Only the lines from the one holding "Read out every word on this page." to the end of the data should be echoed, exactly as they appear, minus the pictures.

### DATA LINES ###

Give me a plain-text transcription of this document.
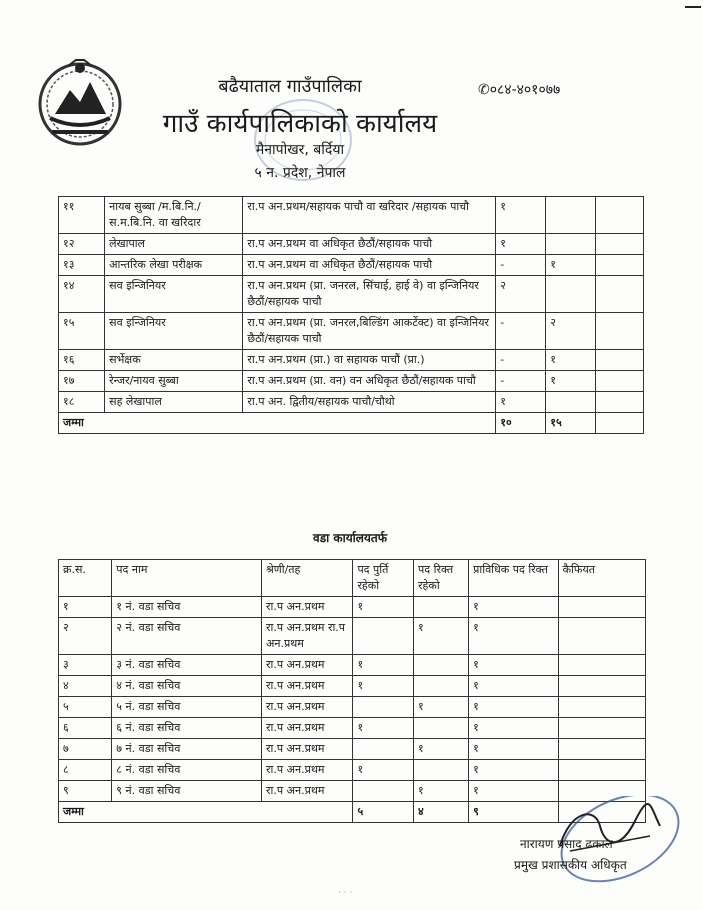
बढैयाताल गाउँपालिका
गाउँ कार्यपालिकाको कार्यालय
मैनापोखर, बर्दिया
५ न. प्रदेश, नेपाल
✆०८४-४०१०७७
११	नायब सुब्बा /म.बि.नि./स.म.बि.नि. वा खरिदार	रा.प अन.प्रथम/सहायक पाचौ वा खरिदार /सहायक पाचौ	१		
१२	लेखापाल	रा.प अन.प्रथम वा अधिकृत छैठौं/सहायक पाचौ	१		
१३	आन्तरिक लेखा परीक्षक	रा.प अन.प्रथम वा अधिकृत छैठौं/सहायक पाचौ	-	१	
१४	सव इन्जिनियर	रा.प अन.प्रथम (प्रा. जनरल, सिंचाई, हाई वे) वा इन्जिनियर छैठौं/सहायक पाचौ	२		
१५	सव इन्जिनियर	रा.प अन.प्रथम (प्रा. जनरल,बिल्डिंग आकर्टेक्ट) वा इन्जिनियर छैठौं/सहायक पाचौ	-	२	
१६	सर्भेक्षक	रा.प अन.प्रथम (प्रा.) वा सहायक पाचौं (प्रा.)	-	१	
१७	रेन्जर/नायव सुब्बा	रा.प अन.प्रथम (प्रा. वन) वन अधिकृत छैठौं/सहायक पाचौ	-	१	
१८	सह लेखापाल	रा.प अन. द्वितीय/सहायक पाचौ/चौथो	१		
जम्मा			१०	१५	
वडा कार्यालयतर्फ
क्र.स.	पद नाम	श्रेणी/तह	पद पुर्ति रहेको	पद रिक्त रहेको	प्राविधिक पद रिक्त	कैफियत
१	१ नं. वडा सचिव	रा.प अन.प्रथम	१		१	
२	२ नं. वडा सचिव	रा.प अन.प्रथम रा.प अन.प्रथम		१	१	
३	३ नं. वडा सचिव	रा.प अन.प्रथम	१		१	
४	४ नं. वडा सचिव	रा.प अन.प्रथम	१		१	
५	५ नं. वडा सचिव	रा.प अन.प्रथम		१	१	
६	६ नं. वडा सचिव	रा.प अन.प्रथम	१		१	
७	७ नं. वडा सचिव	रा.प अन.प्रथम		१	१	
८	८ नं. वडा सचिव	रा.प अन.प्रथम	१		१	
९	९ नं. वडा सचिव	रा.प अन.प्रथम		१	१	
जम्मा			५	४	९	
नारायण प्रसाद ढकाल
प्रमुख प्रशासकीय अधिकृत
· · ·
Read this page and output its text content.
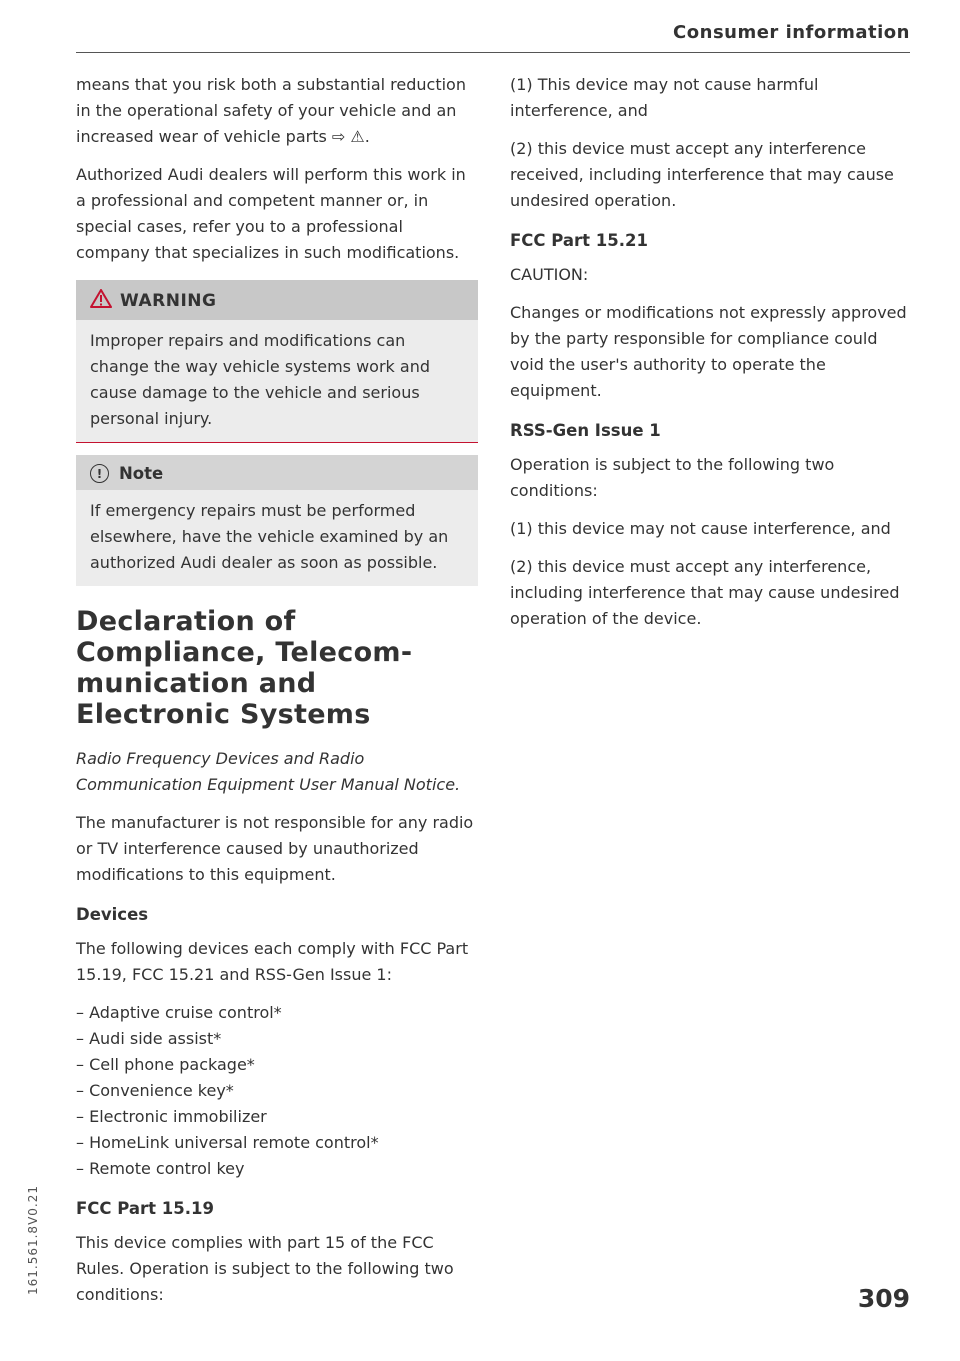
Consumer information

means that you risk both a substantial reduction in the operational safety of your vehicle and an increased wear of vehicle parts ⇨ ⚠.

Authorized Audi dealers will perform this work in a professional and competent manner or, in special cases, refer you to a professional company that specializes in such modifications.

WARNING

Improper repairs and modifications can change the way vehicle systems work and cause damage to the vehicle and serious personal injury.

!	Note

If emergency repairs must be performed elsewhere, have the vehicle examined by an authorized Audi dealer as soon as possible.

Declaration of
Compliance, Telecom-
munication and
Electronic Systems

Radio Frequency Devices and Radio Communication Equipment User Manual Notice.

The manufacturer is not responsible for any radio or TV interference caused by unauthorized modifications to this equipment.

Devices

The following devices each comply with FCC Part 15.19, FCC 15.21 and RSS-Gen Issue 1:

– Adaptive cruise control*
– Audi side assist*
– Cell phone package*
– Convenience key*
– Electronic immobilizer
– HomeLink universal remote control*
– Remote control key
FCC Part 15.19

This device complies with part 15 of the FCC Rules. Operation is subject to the following two conditions:

(1) This device may not cause harmful interference, and

(2) this device must accept any interference received, including interference that may cause undesired operation.

FCC Part 15.21

CAUTION:

Changes or modifications not expressly approved by the party responsible for compliance could void the user's authority to operate the equipment.

RSS-Gen Issue 1

Operation is subject to the following two conditions:

(1) this device may not cause interference, and

(2) this device must accept any interference, including interference that may cause undesired operation of the device.

161.561.8V0.21
309
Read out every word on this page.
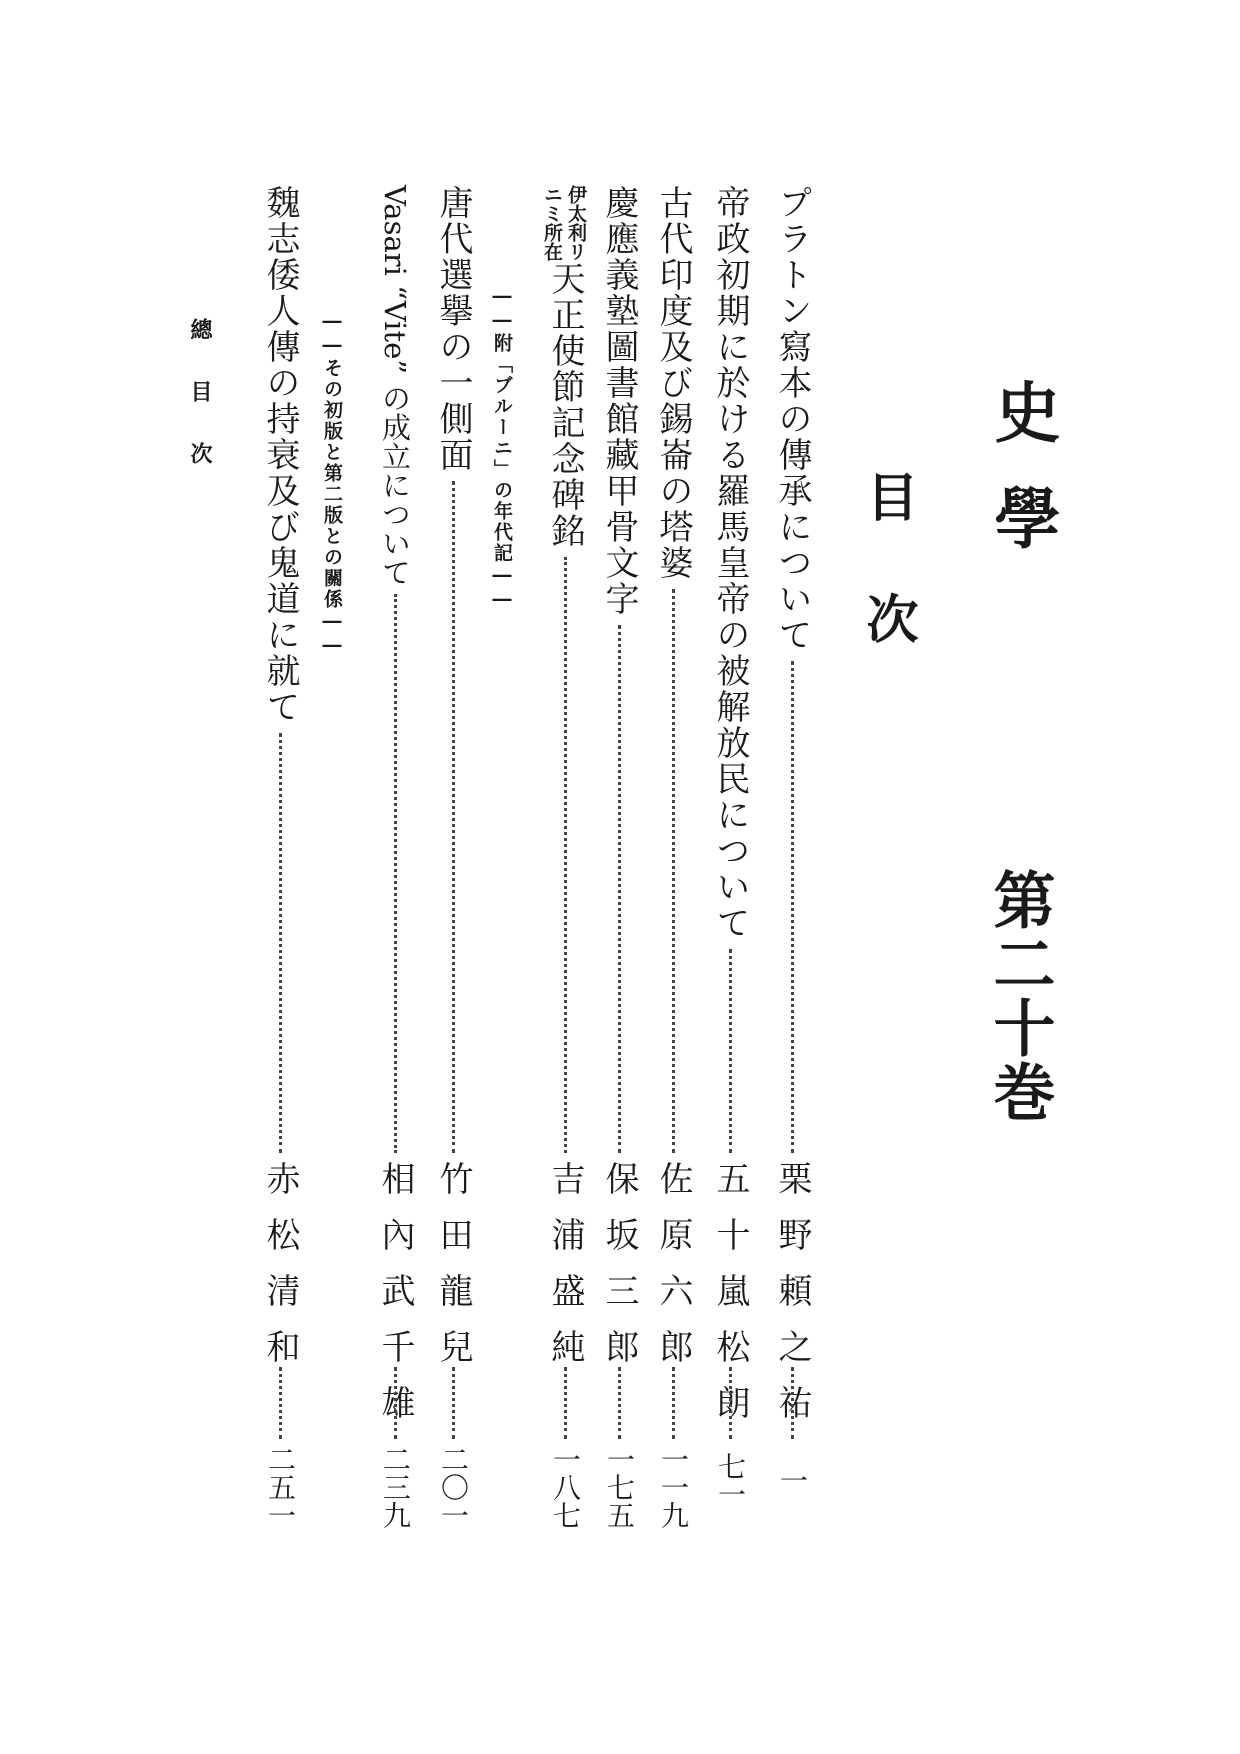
史學
第二十巻
目次
プラトン寫本の傳承について
栗野頼之祐
一
帝政初期に於ける羅馬皇帝の被解放民について
五十嵐松朗
七一
古代印度及び錫崙の塔婆
佐原六郎
一一九
慶應義塾圖書館藏甲骨文字
保坂三郎
一七五
伊太利リ
ニミ所在
天正使節記念碑銘
吉浦盛純
一八七
――附「ブルーニ」の年代記――
唐代選擧の一側面
竹田龍兒
二〇一
Vasari “Vite” の成立について
相內武千雄
二三九
――その初版と第二版との關係――
魏志倭人傳の持衰及び鬼道に就て
赤松清和
二五一
總目次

###

**PROBLEM SOLUTION**
Read out every word on this page.
史學
第二十巻
目次
プラトン寫本の傳承について
栗野頼之祐
一
帝政初期に於ける羅馬皇帝の被解放民について
五十嵐松朗
七一
古代印度及び錫崙の塔婆
佐原六郎
一一九
慶應義塾圖書館藏甲骨文字
保坂三郎
一七五
伊太利リ
ニミ所在
天正使節記念碑銘
吉浦盛純
一八七
――附「ブルーニ」の年代記――
唐代選擧の一側面
竹田龍兒
二〇一
Vasari “Vite” の成立について
相內武千雄
二三九
――その初版と第二版との關係――
魏志倭人傳の持衰及び鬼道に就て
赤松清和
二五一
總目次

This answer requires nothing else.